▶ The exercise: Filter the entries and keep only the lines where the string "Mariæ" appears.

▶ Collection entries:

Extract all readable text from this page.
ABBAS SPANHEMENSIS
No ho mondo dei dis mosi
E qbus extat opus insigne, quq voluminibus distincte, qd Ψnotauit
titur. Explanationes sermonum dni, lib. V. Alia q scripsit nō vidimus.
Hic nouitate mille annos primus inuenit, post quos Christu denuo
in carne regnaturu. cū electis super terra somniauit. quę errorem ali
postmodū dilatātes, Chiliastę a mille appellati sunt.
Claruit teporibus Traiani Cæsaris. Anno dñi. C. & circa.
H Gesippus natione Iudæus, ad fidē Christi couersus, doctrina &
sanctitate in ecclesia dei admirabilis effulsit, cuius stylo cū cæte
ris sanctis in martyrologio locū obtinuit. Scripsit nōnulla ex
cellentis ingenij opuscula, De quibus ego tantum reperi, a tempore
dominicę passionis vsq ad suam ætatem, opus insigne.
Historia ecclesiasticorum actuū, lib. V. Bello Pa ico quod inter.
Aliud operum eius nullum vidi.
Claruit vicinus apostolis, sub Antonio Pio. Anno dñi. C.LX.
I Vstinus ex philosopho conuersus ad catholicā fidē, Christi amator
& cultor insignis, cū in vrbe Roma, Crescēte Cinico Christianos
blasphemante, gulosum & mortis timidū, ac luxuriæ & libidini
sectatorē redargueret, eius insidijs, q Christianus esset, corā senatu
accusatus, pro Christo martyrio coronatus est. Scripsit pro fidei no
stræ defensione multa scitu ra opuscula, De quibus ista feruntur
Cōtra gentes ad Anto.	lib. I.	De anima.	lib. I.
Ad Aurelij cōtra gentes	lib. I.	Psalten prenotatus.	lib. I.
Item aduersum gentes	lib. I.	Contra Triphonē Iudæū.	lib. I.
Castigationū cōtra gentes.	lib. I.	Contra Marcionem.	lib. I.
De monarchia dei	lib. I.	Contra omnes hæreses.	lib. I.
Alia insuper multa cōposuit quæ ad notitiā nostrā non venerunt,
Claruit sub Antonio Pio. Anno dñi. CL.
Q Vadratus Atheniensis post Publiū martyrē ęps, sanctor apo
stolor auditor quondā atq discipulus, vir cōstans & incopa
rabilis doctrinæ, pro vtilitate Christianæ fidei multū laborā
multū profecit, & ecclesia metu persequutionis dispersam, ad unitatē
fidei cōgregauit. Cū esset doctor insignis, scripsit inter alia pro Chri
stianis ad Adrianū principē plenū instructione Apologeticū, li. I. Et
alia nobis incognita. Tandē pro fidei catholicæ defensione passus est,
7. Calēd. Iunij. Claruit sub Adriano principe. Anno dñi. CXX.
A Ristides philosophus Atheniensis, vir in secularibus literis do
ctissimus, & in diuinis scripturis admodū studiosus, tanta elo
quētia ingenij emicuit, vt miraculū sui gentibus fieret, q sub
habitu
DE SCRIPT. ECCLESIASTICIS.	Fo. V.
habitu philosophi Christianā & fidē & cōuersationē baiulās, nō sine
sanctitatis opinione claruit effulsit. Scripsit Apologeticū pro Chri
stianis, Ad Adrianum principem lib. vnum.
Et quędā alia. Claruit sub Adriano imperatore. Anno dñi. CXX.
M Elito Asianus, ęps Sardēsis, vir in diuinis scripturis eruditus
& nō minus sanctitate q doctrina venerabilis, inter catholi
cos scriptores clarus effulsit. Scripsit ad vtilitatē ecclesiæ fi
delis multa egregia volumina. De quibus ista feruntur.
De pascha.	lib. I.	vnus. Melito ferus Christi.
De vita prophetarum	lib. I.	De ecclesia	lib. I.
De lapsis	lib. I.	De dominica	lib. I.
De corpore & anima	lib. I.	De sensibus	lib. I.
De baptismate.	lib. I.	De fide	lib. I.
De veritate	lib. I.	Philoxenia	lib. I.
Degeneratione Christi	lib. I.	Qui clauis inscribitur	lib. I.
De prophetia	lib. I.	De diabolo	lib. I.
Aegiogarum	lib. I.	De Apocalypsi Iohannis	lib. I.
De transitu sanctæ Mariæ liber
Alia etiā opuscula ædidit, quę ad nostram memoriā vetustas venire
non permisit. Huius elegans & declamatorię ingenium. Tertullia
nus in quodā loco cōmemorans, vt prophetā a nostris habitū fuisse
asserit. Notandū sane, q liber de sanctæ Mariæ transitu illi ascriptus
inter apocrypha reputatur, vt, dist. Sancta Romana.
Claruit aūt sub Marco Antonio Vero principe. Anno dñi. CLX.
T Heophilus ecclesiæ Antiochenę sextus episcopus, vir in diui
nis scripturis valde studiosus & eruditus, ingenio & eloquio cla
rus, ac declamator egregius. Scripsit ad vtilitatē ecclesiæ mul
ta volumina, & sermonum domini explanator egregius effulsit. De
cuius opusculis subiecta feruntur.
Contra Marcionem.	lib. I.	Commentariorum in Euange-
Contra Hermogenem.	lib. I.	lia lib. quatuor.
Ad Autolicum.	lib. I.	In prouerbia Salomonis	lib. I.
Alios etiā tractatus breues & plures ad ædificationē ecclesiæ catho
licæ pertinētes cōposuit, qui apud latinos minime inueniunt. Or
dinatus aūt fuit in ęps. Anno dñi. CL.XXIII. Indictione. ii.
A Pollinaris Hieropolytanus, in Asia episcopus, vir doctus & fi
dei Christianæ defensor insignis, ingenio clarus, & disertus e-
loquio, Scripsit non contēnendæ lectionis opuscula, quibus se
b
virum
...
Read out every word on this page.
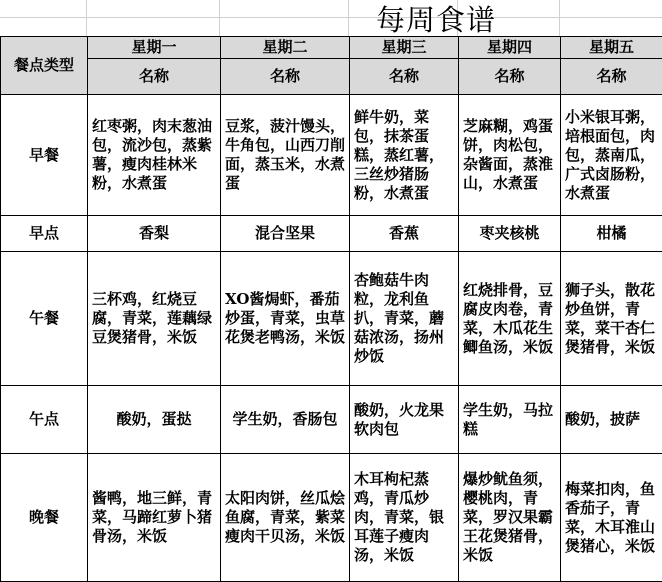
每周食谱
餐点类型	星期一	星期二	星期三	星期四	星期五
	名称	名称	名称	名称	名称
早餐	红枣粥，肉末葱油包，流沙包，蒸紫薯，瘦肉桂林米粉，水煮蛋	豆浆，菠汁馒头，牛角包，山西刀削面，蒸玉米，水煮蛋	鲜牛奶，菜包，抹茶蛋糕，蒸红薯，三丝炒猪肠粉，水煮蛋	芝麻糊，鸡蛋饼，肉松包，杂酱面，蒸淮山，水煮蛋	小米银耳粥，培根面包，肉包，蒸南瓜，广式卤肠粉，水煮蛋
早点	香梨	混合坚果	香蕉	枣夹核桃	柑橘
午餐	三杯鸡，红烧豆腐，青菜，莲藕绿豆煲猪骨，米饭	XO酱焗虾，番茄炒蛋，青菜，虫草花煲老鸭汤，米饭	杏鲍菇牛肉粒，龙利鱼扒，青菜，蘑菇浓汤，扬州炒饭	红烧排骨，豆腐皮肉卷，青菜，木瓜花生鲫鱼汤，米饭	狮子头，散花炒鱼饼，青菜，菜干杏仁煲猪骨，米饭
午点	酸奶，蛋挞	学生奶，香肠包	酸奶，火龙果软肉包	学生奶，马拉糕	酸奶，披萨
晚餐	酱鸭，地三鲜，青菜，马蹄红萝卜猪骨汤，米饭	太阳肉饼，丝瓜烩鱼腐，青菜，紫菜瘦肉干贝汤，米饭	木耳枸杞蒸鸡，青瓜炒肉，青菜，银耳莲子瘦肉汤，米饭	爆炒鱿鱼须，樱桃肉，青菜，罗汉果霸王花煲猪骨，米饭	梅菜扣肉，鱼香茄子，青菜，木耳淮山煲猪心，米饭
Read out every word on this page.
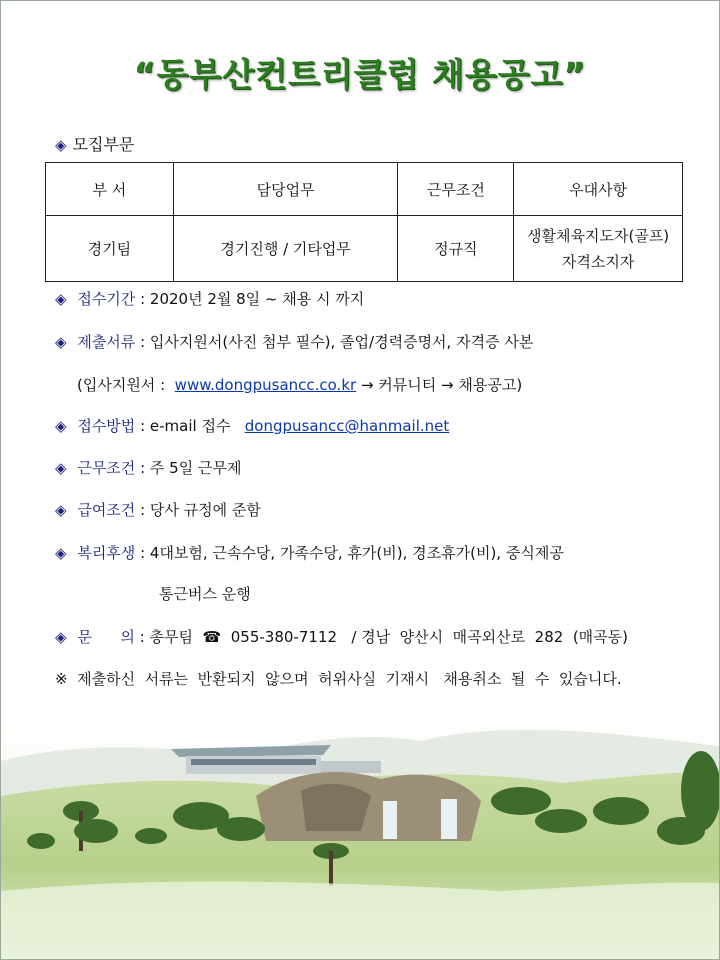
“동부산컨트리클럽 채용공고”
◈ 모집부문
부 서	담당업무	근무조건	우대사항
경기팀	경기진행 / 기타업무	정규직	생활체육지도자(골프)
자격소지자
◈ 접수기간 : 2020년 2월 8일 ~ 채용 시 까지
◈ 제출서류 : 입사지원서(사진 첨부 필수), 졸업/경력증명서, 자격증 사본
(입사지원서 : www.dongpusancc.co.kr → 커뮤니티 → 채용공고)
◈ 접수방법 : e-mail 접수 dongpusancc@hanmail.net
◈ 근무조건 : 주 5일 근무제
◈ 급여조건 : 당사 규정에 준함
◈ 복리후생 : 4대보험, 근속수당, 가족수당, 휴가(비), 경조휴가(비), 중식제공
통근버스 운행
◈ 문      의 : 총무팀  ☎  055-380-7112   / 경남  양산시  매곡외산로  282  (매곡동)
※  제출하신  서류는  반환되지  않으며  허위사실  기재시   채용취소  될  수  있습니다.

▶ Answer to the task:
De transitu sanctæ Mariæ liber
asserit. Notandū sane, q liber de sanctæ Mariæ transitu illi ascriptus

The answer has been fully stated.